### Goal of the exercise
Retype all of the entries word for word.

### Information supplied

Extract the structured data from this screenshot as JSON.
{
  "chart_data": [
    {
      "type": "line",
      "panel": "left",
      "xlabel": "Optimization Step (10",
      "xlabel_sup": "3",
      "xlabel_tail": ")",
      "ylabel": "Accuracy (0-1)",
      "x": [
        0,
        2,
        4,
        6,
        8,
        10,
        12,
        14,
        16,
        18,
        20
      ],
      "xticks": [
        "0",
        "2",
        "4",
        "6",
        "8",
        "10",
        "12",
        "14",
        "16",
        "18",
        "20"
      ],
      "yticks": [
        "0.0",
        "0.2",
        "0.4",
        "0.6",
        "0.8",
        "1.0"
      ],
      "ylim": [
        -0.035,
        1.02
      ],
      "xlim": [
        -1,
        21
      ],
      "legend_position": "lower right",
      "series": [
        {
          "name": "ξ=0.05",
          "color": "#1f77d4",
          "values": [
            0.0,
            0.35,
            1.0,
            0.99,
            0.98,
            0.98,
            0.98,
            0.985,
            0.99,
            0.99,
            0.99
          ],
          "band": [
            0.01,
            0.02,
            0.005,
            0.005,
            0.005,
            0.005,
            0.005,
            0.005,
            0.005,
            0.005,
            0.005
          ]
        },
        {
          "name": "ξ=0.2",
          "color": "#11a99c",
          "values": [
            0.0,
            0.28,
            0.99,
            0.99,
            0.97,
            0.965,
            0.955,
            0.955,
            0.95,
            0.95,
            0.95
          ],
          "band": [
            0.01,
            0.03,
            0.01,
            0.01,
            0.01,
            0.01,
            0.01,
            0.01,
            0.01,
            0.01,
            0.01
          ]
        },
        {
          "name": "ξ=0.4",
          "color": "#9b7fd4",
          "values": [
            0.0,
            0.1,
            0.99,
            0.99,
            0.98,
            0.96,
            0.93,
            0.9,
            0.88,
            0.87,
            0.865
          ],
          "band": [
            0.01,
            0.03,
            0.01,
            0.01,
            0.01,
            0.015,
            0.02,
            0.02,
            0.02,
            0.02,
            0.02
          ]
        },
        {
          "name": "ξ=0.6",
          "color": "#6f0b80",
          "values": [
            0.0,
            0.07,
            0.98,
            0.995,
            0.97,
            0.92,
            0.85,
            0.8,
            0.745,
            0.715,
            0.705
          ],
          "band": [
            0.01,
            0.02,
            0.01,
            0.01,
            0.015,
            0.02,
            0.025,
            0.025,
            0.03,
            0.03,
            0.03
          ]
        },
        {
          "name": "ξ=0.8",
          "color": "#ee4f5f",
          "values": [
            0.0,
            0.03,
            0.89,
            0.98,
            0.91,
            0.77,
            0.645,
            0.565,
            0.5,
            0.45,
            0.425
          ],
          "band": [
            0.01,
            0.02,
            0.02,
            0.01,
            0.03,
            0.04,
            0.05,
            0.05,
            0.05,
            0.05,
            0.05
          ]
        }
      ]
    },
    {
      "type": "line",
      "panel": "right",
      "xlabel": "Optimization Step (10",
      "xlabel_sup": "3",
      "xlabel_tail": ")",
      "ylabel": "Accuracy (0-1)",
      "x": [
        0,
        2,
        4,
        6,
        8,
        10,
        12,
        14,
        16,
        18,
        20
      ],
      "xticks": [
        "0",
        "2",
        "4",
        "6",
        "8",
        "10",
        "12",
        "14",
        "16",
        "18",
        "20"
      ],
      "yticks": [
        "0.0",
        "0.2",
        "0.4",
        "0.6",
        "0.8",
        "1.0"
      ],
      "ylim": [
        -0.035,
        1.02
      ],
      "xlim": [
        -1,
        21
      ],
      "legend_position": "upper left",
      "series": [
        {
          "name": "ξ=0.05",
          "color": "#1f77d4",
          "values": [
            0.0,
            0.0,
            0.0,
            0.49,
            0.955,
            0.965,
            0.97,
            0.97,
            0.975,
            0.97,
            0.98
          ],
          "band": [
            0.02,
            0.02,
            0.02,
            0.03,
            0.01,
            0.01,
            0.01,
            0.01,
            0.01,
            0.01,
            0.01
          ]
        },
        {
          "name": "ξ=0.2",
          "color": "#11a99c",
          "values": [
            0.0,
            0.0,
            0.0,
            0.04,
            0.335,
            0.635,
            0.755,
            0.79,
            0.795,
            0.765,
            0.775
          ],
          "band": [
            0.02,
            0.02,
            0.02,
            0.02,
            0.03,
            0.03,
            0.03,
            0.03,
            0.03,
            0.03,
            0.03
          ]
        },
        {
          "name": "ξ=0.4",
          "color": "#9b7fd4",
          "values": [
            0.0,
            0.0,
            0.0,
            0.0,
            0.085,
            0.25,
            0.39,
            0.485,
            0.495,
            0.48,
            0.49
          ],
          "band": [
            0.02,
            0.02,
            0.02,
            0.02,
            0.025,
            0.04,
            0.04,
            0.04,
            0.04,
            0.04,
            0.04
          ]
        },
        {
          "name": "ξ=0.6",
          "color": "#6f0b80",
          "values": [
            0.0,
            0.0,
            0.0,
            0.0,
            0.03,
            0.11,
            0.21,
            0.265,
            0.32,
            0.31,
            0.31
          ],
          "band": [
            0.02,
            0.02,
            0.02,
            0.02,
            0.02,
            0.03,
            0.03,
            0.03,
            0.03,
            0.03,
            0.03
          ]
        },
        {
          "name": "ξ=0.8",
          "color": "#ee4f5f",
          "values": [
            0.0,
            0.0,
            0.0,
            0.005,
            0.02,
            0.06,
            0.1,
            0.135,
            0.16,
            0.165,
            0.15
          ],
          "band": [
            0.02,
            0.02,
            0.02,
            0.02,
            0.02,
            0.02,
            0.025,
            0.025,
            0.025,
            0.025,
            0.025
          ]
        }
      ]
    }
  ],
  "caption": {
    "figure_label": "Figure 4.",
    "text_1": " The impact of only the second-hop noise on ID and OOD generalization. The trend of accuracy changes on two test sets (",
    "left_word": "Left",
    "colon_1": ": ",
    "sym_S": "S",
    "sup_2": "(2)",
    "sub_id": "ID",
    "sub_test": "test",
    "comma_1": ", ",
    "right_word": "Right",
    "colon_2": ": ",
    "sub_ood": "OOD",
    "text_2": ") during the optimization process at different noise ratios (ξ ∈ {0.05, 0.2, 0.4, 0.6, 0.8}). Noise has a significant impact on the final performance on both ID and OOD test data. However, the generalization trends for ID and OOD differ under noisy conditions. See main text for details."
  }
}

### Expected answer
Extract the structured data from this screenshot as JSON.
{
  "chart_data": [
    {
      "type": "line",
      "panel": "left",
      "xlabel": "Optimization Step (10",
      "xlabel_sup": "3",
      "xlabel_tail": ")",
      "ylabel": "Accuracy (0-1)",
      "x": [
        0,
        2,
        4,
        6,
        8,
        10,
        12,
        14,
        16,
        18,
        20
      ],
      "xticks": [
        "0",
        "2",
        "4",
        "6",
        "8",
        "10",
        "12",
        "14",
        "16",
        "18",
        "20"
      ],
      "yticks": [
        "0.0",
        "0.2",
        "0.4",
        "0.6",
        "0.8",
        "1.0"
      ],
      "ylim": [
        -0.035,
        1.02
      ],
      "xlim": [
        -1,
        21
      ],
      "legend_position": "lower right",
      "series": [
        {
          "name": "ξ=0.05",
          "color": "#1f77d4",
          "values": [
            0.0,
            0.35,
            1.0,
            0.99,
            0.98,
            0.98,
            0.98,
            0.985,
            0.99,
            0.99,
            0.99
          ],
          "band": [
            0.01,
            0.02,
            0.005,
            0.005,
            0.005,
            0.005,
            0.005,
            0.005,
            0.005,
            0.005,
            0.005
          ]
        },
        {
          "name": "ξ=0.2",
          "color": "#11a99c",
          "values": [
            0.0,
            0.28,
            0.99,
            0.99,
            0.97,
            0.965,
            0.955,
            0.955,
            0.95,
            0.95,
            0.95
          ],
          "band": [
            0.01,
            0.03,
            0.01,
            0.01,
            0.01,
            0.01,
            0.01,
            0.01,
            0.01,
            0.01,
            0.01
          ]
        },
        {
          "name": "ξ=0.4",
          "color": "#9b7fd4",
          "values": [
            0.0,
            0.1,
            0.99,
            0.99,
            0.98,
            0.96,
            0.93,
            0.9,
            0.88,
            0.87,
            0.865
          ],
          "band": [
            0.01,
            0.03,
            0.01,
            0.01,
            0.01,
            0.015,
            0.02,
            0.02,
            0.02,
            0.02,
            0.02
          ]
        },
        {
          "name": "ξ=0.6",
          "color": "#6f0b80",
          "values": [
            0.0,
            0.07,
            0.98,
            0.995,
            0.97,
            0.92,
            0.85,
            0.8,
            0.745,
            0.715,
            0.705
          ],
          "band": [
            0.01,
            0.02,
            0.01,
            0.01,
            0.015,
            0.02,
            0.025,
            0.025,
            0.03,
            0.03,
            0.03
          ]
        },
        {
          "name": "ξ=0.8",
          "color": "#ee4f5f",
          "values": [
            0.0,
            0.03,
            0.89,
            0.98,
            0.91,
            0.77,
            0.645,
            0.565,
            0.5,
            0.45,
            0.425
          ],
          "band": [
            0.01,
            0.02,
            0.02,
            0.01,
            0.03,
            0.04,
            0.05,
            0.05,
            0.05,
            0.05,
            0.05
          ]
        }
      ]
    },
    {
      "type": "line",
      "panel": "right",
      "xlabel": "Optimization Step (10",
      "xlabel_sup": "3",
      "xlabel_tail": ")",
      "ylabel": "Accuracy (0-1)",
      "x": [
        0,
        2,
        4,
        6,
        8,
        10,
        12,
        14,
        16,
        18,
        20
      ],
      "xticks": [
        "0",
        "2",
        "4",
        "6",
        "8",
        "10",
        "12",
        "14",
        "16",
        "18",
        "20"
      ],
      "yticks": [
        "0.0",
        "0.2",
        "0.4",
        "0.6",
        "0.8",
        "1.0"
      ],
      "ylim": [
        -0.035,
        1.02
      ],
      "xlim": [
        -1,
        21
      ],
      "legend_position": "upper left",
      "series": [
        {
          "name": "ξ=0.05",
          "color": "#1f77d4",
          "values": [
            0.0,
            0.0,
            0.0,
            0.49,
            0.955,
            0.965,
            0.97,
            0.97,
            0.975,
            0.97,
            0.98
          ],
          "band": [
            0.02,
            0.02,
            0.02,
            0.03,
            0.01,
            0.01,
            0.01,
            0.01,
            0.01,
            0.01,
            0.01
          ]
        },
        {
          "name": "ξ=0.2",
          "color": "#11a99c",
          "values": [
            0.0,
            0.0,
            0.0,
            0.04,
            0.335,
            0.635,
            0.755,
            0.79,
            0.795,
            0.765,
            0.775
          ],
          "band": [
            0.02,
            0.02,
            0.02,
            0.02,
            0.03,
            0.03,
            0.03,
            0.03,
            0.03,
            0.03,
            0.03
          ]
        },
        {
          "name": "ξ=0.4",
          "color": "#9b7fd4",
          "values": [
            0.0,
            0.0,
            0.0,
            0.0,
            0.085,
            0.25,
            0.39,
            0.485,
            0.495,
            0.48,
            0.49
          ],
          "band": [
            0.02,
            0.02,
            0.02,
            0.02,
            0.025,
            0.04,
            0.04,
            0.04,
            0.04,
            0.04,
            0.04
          ]
        },
        {
          "name": "ξ=0.6",
          "color": "#6f0b80",
          "values": [
            0.0,
            0.0,
            0.0,
            0.0,
            0.03,
            0.11,
            0.21,
            0.265,
            0.32,
            0.31,
            0.31
          ],
          "band": [
            0.02,
            0.02,
            0.02,
            0.02,
            0.02,
            0.03,
            0.03,
            0.03,
            0.03,
            0.03,
            0.03
          ]
        },
        {
          "name": "ξ=0.8",
          "color": "#ee4f5f",
          "values": [
            0.0,
            0.0,
            0.0,
            0.005,
            0.02,
            0.06,
            0.1,
            0.135,
            0.16,
            0.165,
            0.15
          ],
          "band": [
            0.02,
            0.02,
            0.02,
            0.02,
            0.02,
            0.02,
            0.025,
            0.025,
            0.025,
            0.025,
            0.025
          ]
        }
      ]
    }
  ],
  "caption": {
    "figure_label": "Figure 4.",
    "text_1": " The impact of only the second-hop noise on ID and OOD generalization. The trend of accuracy changes on two test sets (",
    "left_word": "Left",
    "colon_1": ": ",
    "sym_S": "S",
    "sup_2": "(2)",
    "sub_id": "ID",
    "sub_test": "test",
    "comma_1": ", ",
    "right_word": "Right",
    "colon_2": ": ",
    "sub_ood": "OOD",
    "text_2": ") during the optimization process at different noise ratios (ξ ∈ {0.05, 0.2, 0.4, 0.6, 0.8}). Noise has a significant impact on the final performance on both ID and OOD test data. However, the generalization trends for ID and OOD differ under noisy conditions. See main text for details."
  }
}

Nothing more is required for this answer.